■ MATERIAL FOR THE TASK ■
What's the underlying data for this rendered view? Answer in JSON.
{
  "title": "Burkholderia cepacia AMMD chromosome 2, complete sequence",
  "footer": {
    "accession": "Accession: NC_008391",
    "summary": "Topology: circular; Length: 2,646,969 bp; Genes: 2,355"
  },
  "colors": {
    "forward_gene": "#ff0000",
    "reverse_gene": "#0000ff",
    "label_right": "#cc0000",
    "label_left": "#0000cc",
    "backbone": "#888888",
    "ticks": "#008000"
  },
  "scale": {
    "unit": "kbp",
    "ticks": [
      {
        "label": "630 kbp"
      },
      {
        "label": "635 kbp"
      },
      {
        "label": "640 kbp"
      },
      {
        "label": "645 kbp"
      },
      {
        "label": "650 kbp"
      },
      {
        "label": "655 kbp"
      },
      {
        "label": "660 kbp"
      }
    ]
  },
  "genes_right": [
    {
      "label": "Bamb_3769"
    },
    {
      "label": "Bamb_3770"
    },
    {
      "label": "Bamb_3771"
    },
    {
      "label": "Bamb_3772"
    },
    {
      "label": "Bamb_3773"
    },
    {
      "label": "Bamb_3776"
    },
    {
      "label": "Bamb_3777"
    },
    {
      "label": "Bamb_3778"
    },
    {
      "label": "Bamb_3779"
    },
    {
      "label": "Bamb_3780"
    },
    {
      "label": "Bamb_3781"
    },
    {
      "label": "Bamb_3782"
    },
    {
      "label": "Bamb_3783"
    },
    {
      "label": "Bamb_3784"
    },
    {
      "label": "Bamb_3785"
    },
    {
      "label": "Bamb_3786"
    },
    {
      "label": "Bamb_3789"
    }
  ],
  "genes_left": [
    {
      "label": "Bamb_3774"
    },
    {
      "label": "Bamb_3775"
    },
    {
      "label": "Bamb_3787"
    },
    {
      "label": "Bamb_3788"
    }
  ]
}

■ WORK ORDER ■
Return the data exactly, every line included.

■ EXERCISE RESPONSE ■
What's the underlying data for this rendered view? Answer in JSON.
{
  "title": "Burkholderia cepacia AMMD chromosome 2, complete sequence",
  "footer": {
    "accession": "Accession: NC_008391",
    "summary": "Topology: circular; Length: 2,646,969 bp; Genes: 2,355"
  },
  "colors": {
    "forward_gene": "#ff0000",
    "reverse_gene": "#0000ff",
    "label_right": "#cc0000",
    "label_left": "#0000cc",
    "backbone": "#888888",
    "ticks": "#008000"
  },
  "scale": {
    "unit": "kbp",
    "ticks": [
      {
        "label": "630 kbp"
      },
      {
        "label": "635 kbp"
      },
      {
        "label": "640 kbp"
      },
      {
        "label": "645 kbp"
      },
      {
        "label": "650 kbp"
      },
      {
        "label": "655 kbp"
      },
      {
        "label": "660 kbp"
      }
    ]
  },
  "genes_right": [
    {
      "label": "Bamb_3769"
    },
    {
      "label": "Bamb_3770"
    },
    {
      "label": "Bamb_3771"
    },
    {
      "label": "Bamb_3772"
    },
    {
      "label": "Bamb_3773"
    },
    {
      "label": "Bamb_3776"
    },
    {
      "label": "Bamb_3777"
    },
    {
      "label": "Bamb_3778"
    },
    {
      "label": "Bamb_3779"
    },
    {
      "label": "Bamb_3780"
    },
    {
      "label": "Bamb_3781"
    },
    {
      "label": "Bamb_3782"
    },
    {
      "label": "Bamb_3783"
    },
    {
      "label": "Bamb_3784"
    },
    {
      "label": "Bamb_3785"
    },
    {
      "label": "Bamb_3786"
    },
    {
      "label": "Bamb_3789"
    }
  ],
  "genes_left": [
    {
      "label": "Bamb_3774"
    },
    {
      "label": "Bamb_3775"
    },
    {
      "label": "Bamb_3787"
    },
    {
      "label": "Bamb_3788"
    }
  ]
}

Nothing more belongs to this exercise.